** DATA ENTRIES **
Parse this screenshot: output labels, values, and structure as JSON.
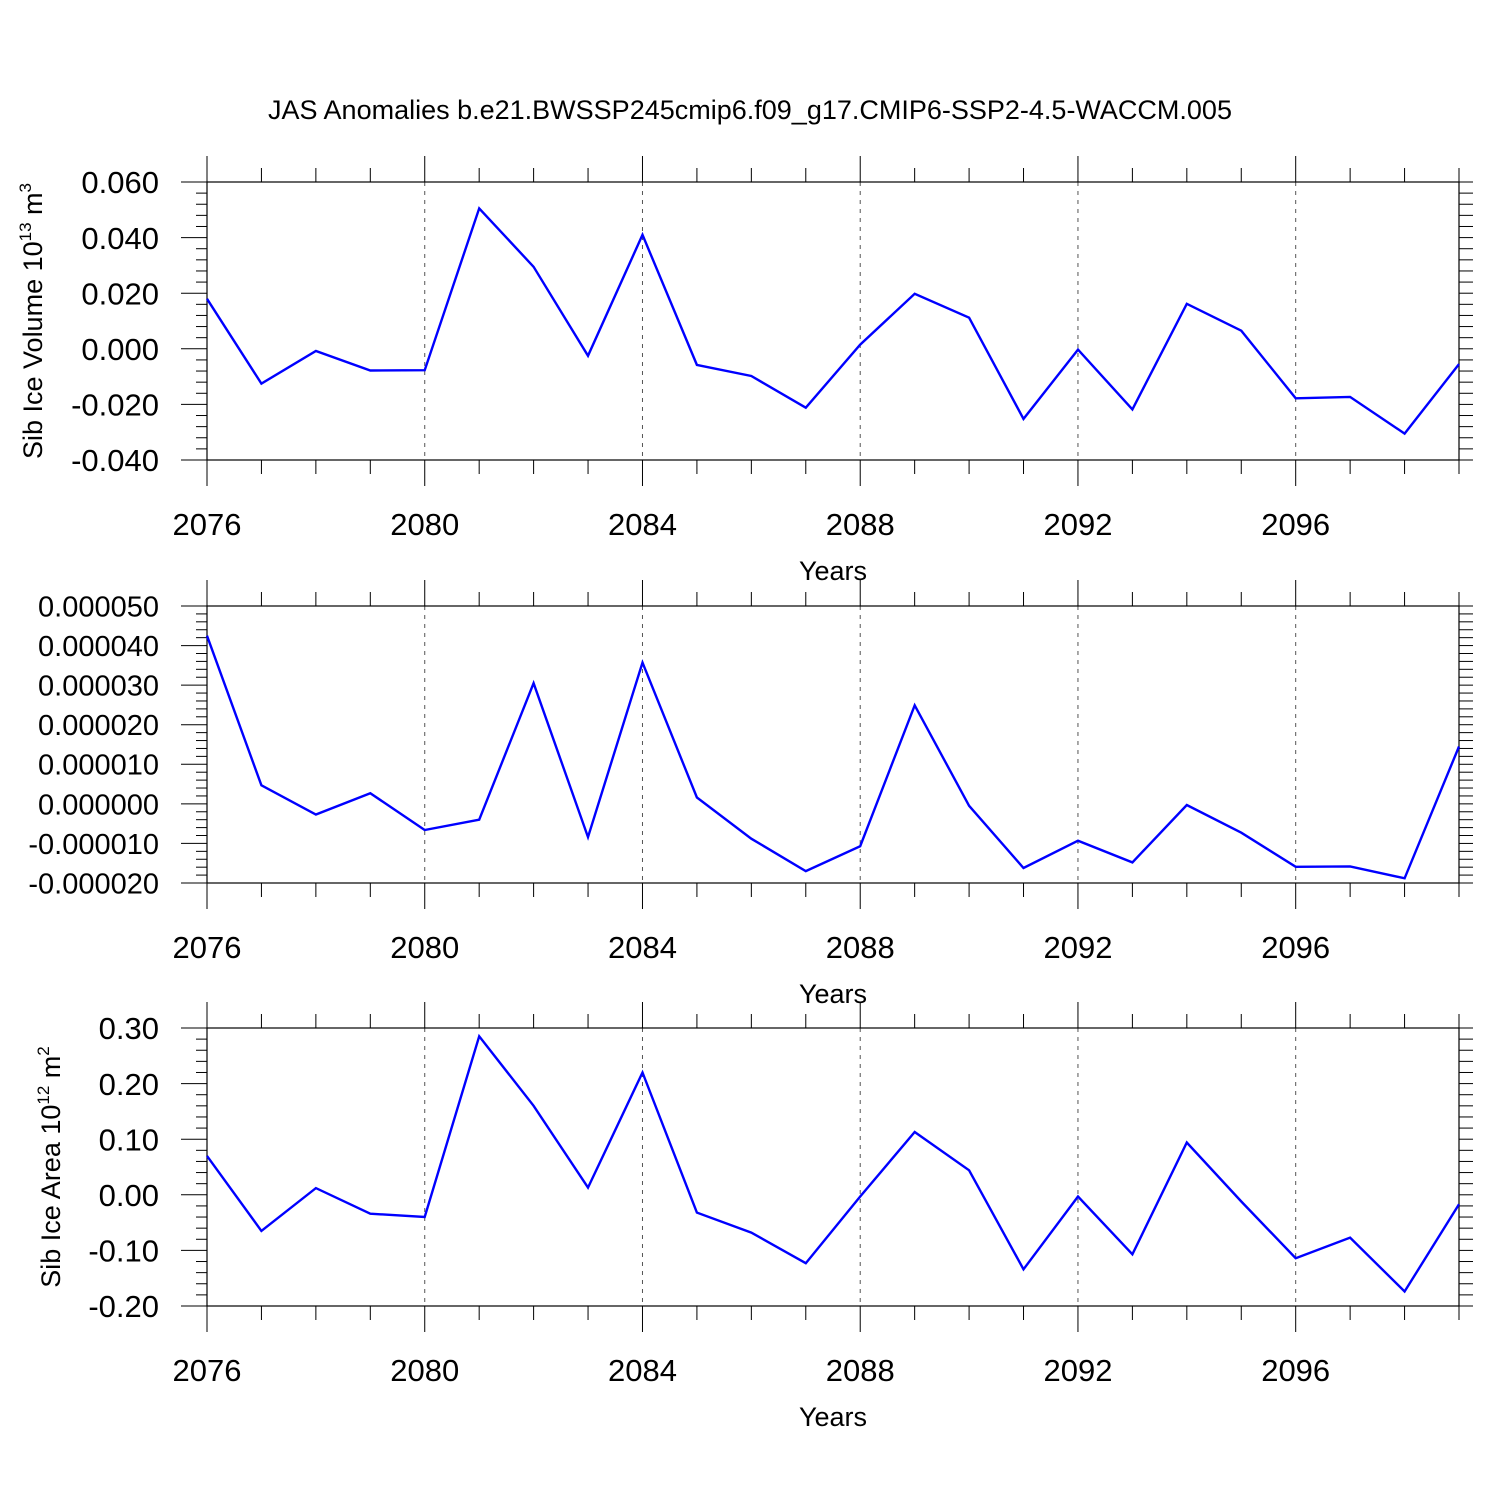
{
  "title": "JAS Anomalies b.e21.BWSSP245cmip6.f09_g17.CMIP6-SSP2-4.5-WACCM.005",
  "chart_data": [
    {
      "type": "line",
      "ylabel": "Sib Ice Volume 10",
      "ylabel_exp": "13",
      "ylabel_unit": " m",
      "ylabel_unit_exp": "3",
      "xlabel": "Years",
      "xlim": [
        2076,
        2099
      ],
      "ylim": [
        -0.04,
        0.06
      ],
      "yticks": [
        -0.04,
        -0.02,
        0.0,
        0.02,
        0.04,
        0.06
      ],
      "ytick_labels": [
        "-0.040",
        "-0.020",
        "0.000",
        "0.020",
        "0.040",
        "0.060"
      ],
      "xticks": [
        2076,
        2080,
        2084,
        2088,
        2092,
        2096
      ],
      "xtick_labels": [
        "2076",
        "2080",
        "2084",
        "2088",
        "2092",
        "2096"
      ],
      "grid": "vertical-dashed",
      "color": "#0000ff",
      "x": [
        2076,
        2077,
        2078,
        2079,
        2080,
        2081,
        2082,
        2083,
        2084,
        2085,
        2086,
        2087,
        2088,
        2089,
        2090,
        2091,
        2092,
        2093,
        2094,
        2095,
        2096,
        2097,
        2098,
        2099
      ],
      "y": [
        0.018,
        -0.0125,
        -0.0008,
        -0.0078,
        -0.0077,
        0.0505,
        0.0295,
        -0.0025,
        0.041,
        -0.0058,
        -0.0098,
        -0.0212,
        0.0015,
        0.0198,
        0.0112,
        -0.0252,
        -0.0003,
        -0.0218,
        0.0162,
        0.0065,
        -0.0178,
        -0.0173,
        -0.0305,
        -0.0055
      ]
    },
    {
      "type": "line",
      "ylabel": "",
      "xlabel": "Years",
      "xlim": [
        2076,
        2099
      ],
      "ylim": [
        -2e-05,
        5e-05
      ],
      "yticks": [
        -2e-05,
        -1e-05,
        0.0,
        1e-05,
        2e-05,
        3e-05,
        4e-05,
        5e-05
      ],
      "ytick_labels": [
        "-0.000020",
        "-0.000010",
        "0.000000",
        "0.000010",
        "0.000020",
        "0.000030",
        "0.000040",
        "0.000050"
      ],
      "xticks": [
        2076,
        2080,
        2084,
        2088,
        2092,
        2096
      ],
      "xtick_labels": [
        "2076",
        "2080",
        "2084",
        "2088",
        "2092",
        "2096"
      ],
      "grid": "vertical-dashed",
      "color": "#0000ff",
      "x": [
        2076,
        2077,
        2078,
        2079,
        2080,
        2081,
        2082,
        2083,
        2084,
        2085,
        2086,
        2087,
        2088,
        2089,
        2090,
        2091,
        2092,
        2093,
        2094,
        2095,
        2096,
        2097,
        2098,
        2099
      ],
      "y": [
        4.25e-05,
        4.7e-06,
        -2.7e-06,
        2.7e-06,
        -6.6e-06,
        -4e-06,
        3.05e-05,
        -8.4e-06,
        3.57e-05,
        1.6e-06,
        -8.8e-06,
        -1.7e-05,
        -1.07e-05,
        2.49e-05,
        -5e-07,
        -1.62e-05,
        -9.3e-06,
        -1.48e-05,
        -3e-07,
        -7.3e-06,
        -1.59e-05,
        -1.58e-05,
        -1.88e-05,
        1.45e-05
      ]
    },
    {
      "type": "line",
      "ylabel": "Sib Ice Area 10",
      "ylabel_exp": "12",
      "ylabel_unit": " m",
      "ylabel_unit_exp": "2",
      "xlabel": "Years",
      "xlim": [
        2076,
        2099
      ],
      "ylim": [
        -0.2,
        0.3
      ],
      "yticks": [
        -0.2,
        -0.1,
        0.0,
        0.1,
        0.2,
        0.3
      ],
      "ytick_labels": [
        "-0.20",
        "-0.10",
        "0.00",
        "0.10",
        "0.20",
        "0.30"
      ],
      "xticks": [
        2076,
        2080,
        2084,
        2088,
        2092,
        2096
      ],
      "xtick_labels": [
        "2076",
        "2080",
        "2084",
        "2088",
        "2092",
        "2096"
      ],
      "grid": "vertical-dashed",
      "color": "#0000ff",
      "x": [
        2076,
        2077,
        2078,
        2079,
        2080,
        2081,
        2082,
        2083,
        2084,
        2085,
        2086,
        2087,
        2088,
        2089,
        2090,
        2091,
        2092,
        2093,
        2094,
        2095,
        2096,
        2097,
        2098,
        2099
      ],
      "y": [
        0.07,
        -0.065,
        0.012,
        -0.034,
        -0.04,
        0.285,
        0.16,
        0.013,
        0.22,
        -0.032,
        -0.068,
        -0.123,
        -0.003,
        0.113,
        0.044,
        -0.134,
        -0.003,
        -0.107,
        0.094,
        -0.012,
        -0.114,
        -0.077,
        -0.174,
        -0.017
      ]
    }
  ]
}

** EXERCISE **
Copy out each line exactly, without the pictures.

** SOLUTION TO THIS PROBLEM **
Parse this screenshot: output labels, values, and structure as JSON.
{
  "title": "JAS Anomalies b.e21.BWSSP245cmip6.f09_g17.CMIP6-SSP2-4.5-WACCM.005",
  "chart_data": [
    {
      "type": "line",
      "ylabel": "Sib Ice Volume 10",
      "ylabel_exp": "13",
      "ylabel_unit": " m",
      "ylabel_unit_exp": "3",
      "xlabel": "Years",
      "xlim": [
        2076,
        2099
      ],
      "ylim": [
        -0.04,
        0.06
      ],
      "yticks": [
        -0.04,
        -0.02,
        0.0,
        0.02,
        0.04,
        0.06
      ],
      "ytick_labels": [
        "-0.040",
        "-0.020",
        "0.000",
        "0.020",
        "0.040",
        "0.060"
      ],
      "xticks": [
        2076,
        2080,
        2084,
        2088,
        2092,
        2096
      ],
      "xtick_labels": [
        "2076",
        "2080",
        "2084",
        "2088",
        "2092",
        "2096"
      ],
      "grid": "vertical-dashed",
      "color": "#0000ff",
      "x": [
        2076,
        2077,
        2078,
        2079,
        2080,
        2081,
        2082,
        2083,
        2084,
        2085,
        2086,
        2087,
        2088,
        2089,
        2090,
        2091,
        2092,
        2093,
        2094,
        2095,
        2096,
        2097,
        2098,
        2099
      ],
      "y": [
        0.018,
        -0.0125,
        -0.0008,
        -0.0078,
        -0.0077,
        0.0505,
        0.0295,
        -0.0025,
        0.041,
        -0.0058,
        -0.0098,
        -0.0212,
        0.0015,
        0.0198,
        0.0112,
        -0.0252,
        -0.0003,
        -0.0218,
        0.0162,
        0.0065,
        -0.0178,
        -0.0173,
        -0.0305,
        -0.0055
      ]
    },
    {
      "type": "line",
      "ylabel": "",
      "xlabel": "Years",
      "xlim": [
        2076,
        2099
      ],
      "ylim": [
        -2e-05,
        5e-05
      ],
      "yticks": [
        -2e-05,
        -1e-05,
        0.0,
        1e-05,
        2e-05,
        3e-05,
        4e-05,
        5e-05
      ],
      "ytick_labels": [
        "-0.000020",
        "-0.000010",
        "0.000000",
        "0.000010",
        "0.000020",
        "0.000030",
        "0.000040",
        "0.000050"
      ],
      "xticks": [
        2076,
        2080,
        2084,
        2088,
        2092,
        2096
      ],
      "xtick_labels": [
        "2076",
        "2080",
        "2084",
        "2088",
        "2092",
        "2096"
      ],
      "grid": "vertical-dashed",
      "color": "#0000ff",
      "x": [
        2076,
        2077,
        2078,
        2079,
        2080,
        2081,
        2082,
        2083,
        2084,
        2085,
        2086,
        2087,
        2088,
        2089,
        2090,
        2091,
        2092,
        2093,
        2094,
        2095,
        2096,
        2097,
        2098,
        2099
      ],
      "y": [
        4.25e-05,
        4.7e-06,
        -2.7e-06,
        2.7e-06,
        -6.6e-06,
        -4e-06,
        3.05e-05,
        -8.4e-06,
        3.57e-05,
        1.6e-06,
        -8.8e-06,
        -1.7e-05,
        -1.07e-05,
        2.49e-05,
        -5e-07,
        -1.62e-05,
        -9.3e-06,
        -1.48e-05,
        -3e-07,
        -7.3e-06,
        -1.59e-05,
        -1.58e-05,
        -1.88e-05,
        1.45e-05
      ]
    },
    {
      "type": "line",
      "ylabel": "Sib Ice Area 10",
      "ylabel_exp": "12",
      "ylabel_unit": " m",
      "ylabel_unit_exp": "2",
      "xlabel": "Years",
      "xlim": [
        2076,
        2099
      ],
      "ylim": [
        -0.2,
        0.3
      ],
      "yticks": [
        -0.2,
        -0.1,
        0.0,
        0.1,
        0.2,
        0.3
      ],
      "ytick_labels": [
        "-0.20",
        "-0.10",
        "0.00",
        "0.10",
        "0.20",
        "0.30"
      ],
      "xticks": [
        2076,
        2080,
        2084,
        2088,
        2092,
        2096
      ],
      "xtick_labels": [
        "2076",
        "2080",
        "2084",
        "2088",
        "2092",
        "2096"
      ],
      "grid": "vertical-dashed",
      "color": "#0000ff",
      "x": [
        2076,
        2077,
        2078,
        2079,
        2080,
        2081,
        2082,
        2083,
        2084,
        2085,
        2086,
        2087,
        2088,
        2089,
        2090,
        2091,
        2092,
        2093,
        2094,
        2095,
        2096,
        2097,
        2098,
        2099
      ],
      "y": [
        0.07,
        -0.065,
        0.012,
        -0.034,
        -0.04,
        0.285,
        0.16,
        0.013,
        0.22,
        -0.032,
        -0.068,
        -0.123,
        -0.003,
        0.113,
        0.044,
        -0.134,
        -0.003,
        -0.107,
        0.094,
        -0.012,
        -0.114,
        -0.077,
        -0.174,
        -0.017
      ]
    }
  ]
}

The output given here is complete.